▶ [Task objective]:
Set out each line from the following listing that includes the word "yaptı".

◇ ◇ ◇

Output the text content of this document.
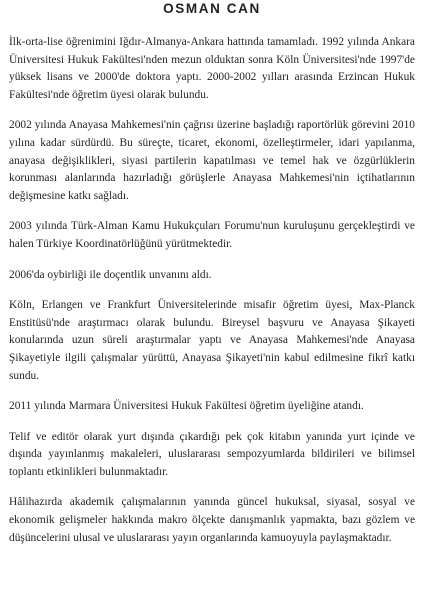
OSMAN CAN

İlk-orta-lise öğrenimini Iğdır-Almanya-Ankara hattında tamamladı. 1992 yılında Ankara Üniversitesi Hukuk Fakültesi'nden mezun olduktan sonra Köln Üniversitesi'nde 1997'de yüksek lisans ve 2000'de doktora yaptı. 2000-2002 yılları arasında Erzincan Hukuk Fakültesi'nde öğretim üyesi olarak bulundu.

2002 yılında Anayasa Mahkemesi'nin çağrısı üzerine başladığı raportörlük görevini 2010 yılına kadar sürdürdü. Bu süreçte, ticaret, ekonomi, özelleştirmeler, idari yapılanma, anayasa değişiklikleri, siyasi partilerin kapatılması ve temel hak ve özgürlüklerin korunması alanlarında hazırladığı görüşlerle Anayasa Mahkemesi'nin içtihatlarının değişmesine katkı sağladı.

2003 yılında Türk-Alman Kamu Hukukçuları Forumu'nun kuruluşunu gerçekleştirdi ve halen Türkiye Koordinatörlüğünü yürütmektedir.

2006'da oybirliği ile doçentlik unvanını aldı.

Köln, Erlangen ve Frankfurt Üniversitelerinde misafir öğretim üyesi, Max-Planck Enstitüsü'nde araştırmacı olarak bulundu. Bireysel başvuru ve Anayasa Şikayeti konularında uzun süreli araştırmalar yaptı ve Anayasa Mahkemesi'nde Anayasa Şikayetiyle ilgili çalışmalar yürüttü, Anayasa Şikayeti'nin kabul edilmesine fikrî katkı sundu.

2011 yılında Marmara Üniversitesi Hukuk Fakültesi öğretim üyeliğine atandı.

Telif ve editör olarak yurt dışında çıkardığı pek çok kitabın yanında yurt içinde ve dışında yayınlanmış makaleleri, uluslararası sempozyumlarda bildirileri ve bilimsel toplantı etkinlikleri bulunmaktadır.

Hâlihazırda akademik çalışmalarının yanında güncel hukuksal, siyasal, sosyal ve ekonomik gelişmeler hakkında makro ölçekte danışmanlık yapmakta, bazı gözlem ve düşüncelerini ulusal ve uluslararası yayın organlarında kamuoyuyla paylaşmaktadır.
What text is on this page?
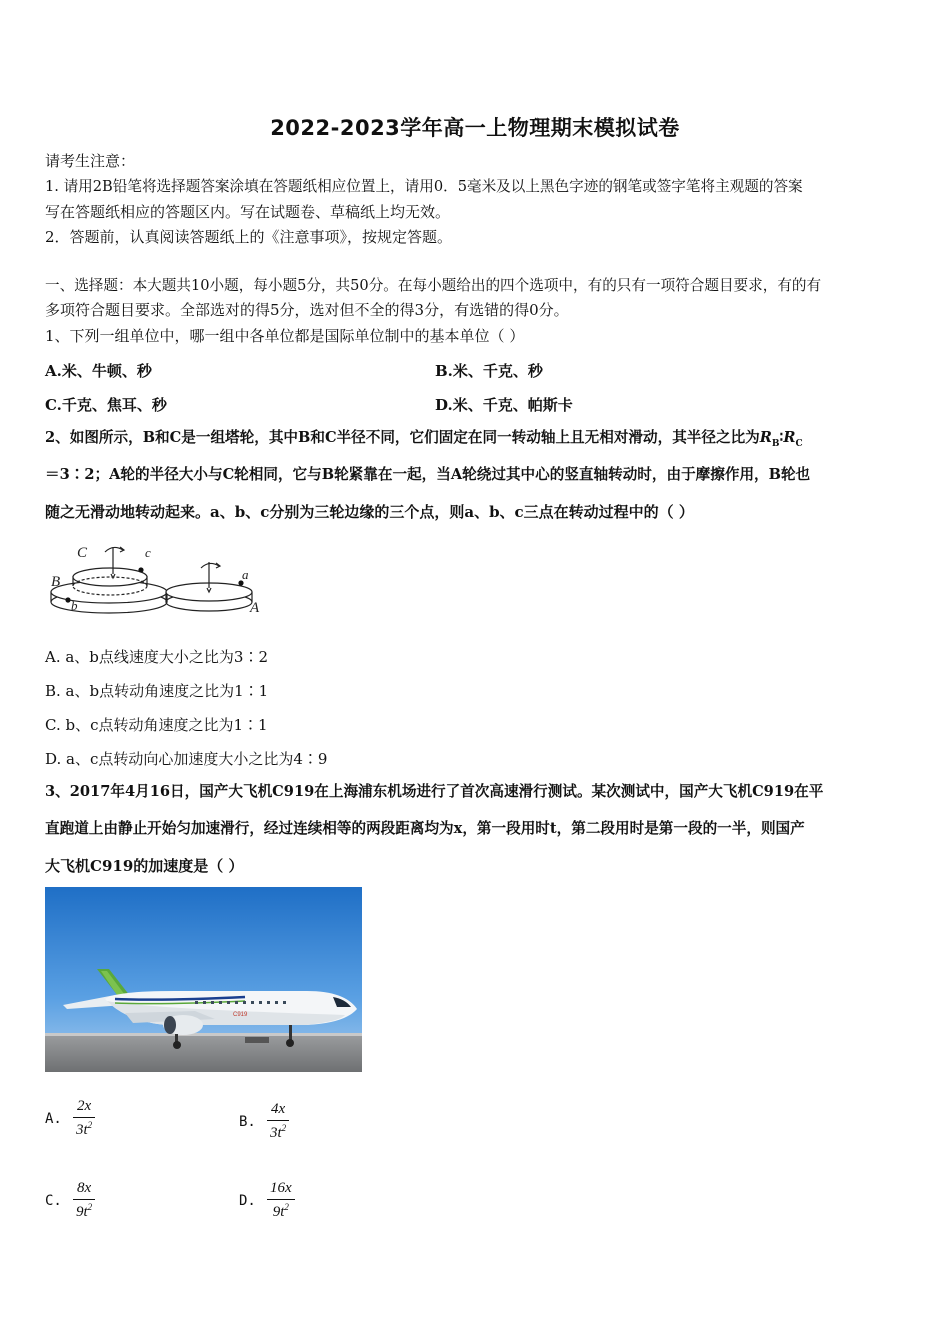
2022-2023学年高一上物理期末模拟试卷
请考生注意：
1. 请用2B铅笔将选择题答案涂填在答题纸相应位置上，请用0．5毫米及以上黑色字迹的钢笔或签字笔将主观题的答案
写在答题纸相应的答题区内。写在试题卷、草稿纸上均无效。
2．答题前，认真阅读答题纸上的《注意事项》，按规定答题。
一、选择题：本大题共10小题，每小题5分，共50分。在每小题给出的四个选项中，有的只有一项符合题目要求，有的有
多项符合题目要求。全部选对的得5分，选对但不全的得3分，有选错的得0分。
1、下列一组单位中，哪一组中各单位都是国际单位制中的基本单位（ ）
A.米、牛顿、秒	B.米、千克、秒
C.千克、焦耳、秒	D.米、千克、帕斯卡
2、如图所示，B和C是一组塔轮，其中B和C半径不同，它们固定在同一转动轴上且无相对滑动，其半径之比为$R_B∶R_C$
＝3∶2；A轮的半径大小与C轮相同，它与B轮紧靠在一起，当A轮绕过其中心的竖直轴转动时，由于摩擦作用，B轮也
随之无滑动地转动起来。a、b、c分别为三轮边缘的三个点，则a、b、c三点在转动过程中的（ ）
C	c
B
b
a
A
A. a、b点线速度大小之比为3∶2
B. a、b点转动角速度之比为1∶1
C. b、c点转动角速度之比为1∶1
D. a、c点转动向心加速度大小之比为4∶9
3、2017年4月16日，国产大飞机C919在上海浦东机场进行了首次高速滑行测试。某次测试中，国产大飞机C919在平
直跑道上由静止开始匀加速滑行，经过连续相等的两段距离均为x，第一段用时t，第二段用时是第一段的一半，则国产
大飞机C919的加速度是（ ）
C919
A. $\frac{2x}{3t^2}$	B. $\frac{4x}{3t^2}$
C. $\frac{8x}{9t^2}$	D. $\frac{16x}{9t^2}$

◇ ◇ ◇

▶ [Result for this exercise]:
İlk-orta-lise öğrenimini Iğdır-Almanya-Ankara hattında tamamladı. 1992 yılında Ankara Üniversitesi Hukuk Fakültesi'nden mezun olduktan sonra Köln Üniversitesi'nde 1997'de yüksek lisans ve 2000'de doktora yaptı. 2000-2002 yılları arasında Erzincan Hukuk Fakültesi'nde öğretim üyesi olarak bulundu.
Köln, Erlangen ve Frankfurt Üniversitelerinde misafir öğretim üyesi, Max-Planck Enstitüsü'nde araştırmacı olarak bulundu. Bireysel başvuru ve Anayasa Şikayeti konularında uzun süreli araştırmalar yaptı ve Anayasa Mahkemesi'nde Anayasa Şikayetiyle ilgili çalışmalar yürüttü, Anayasa Şikayeti'nin kabul edilmesine fikrî katkı sundu.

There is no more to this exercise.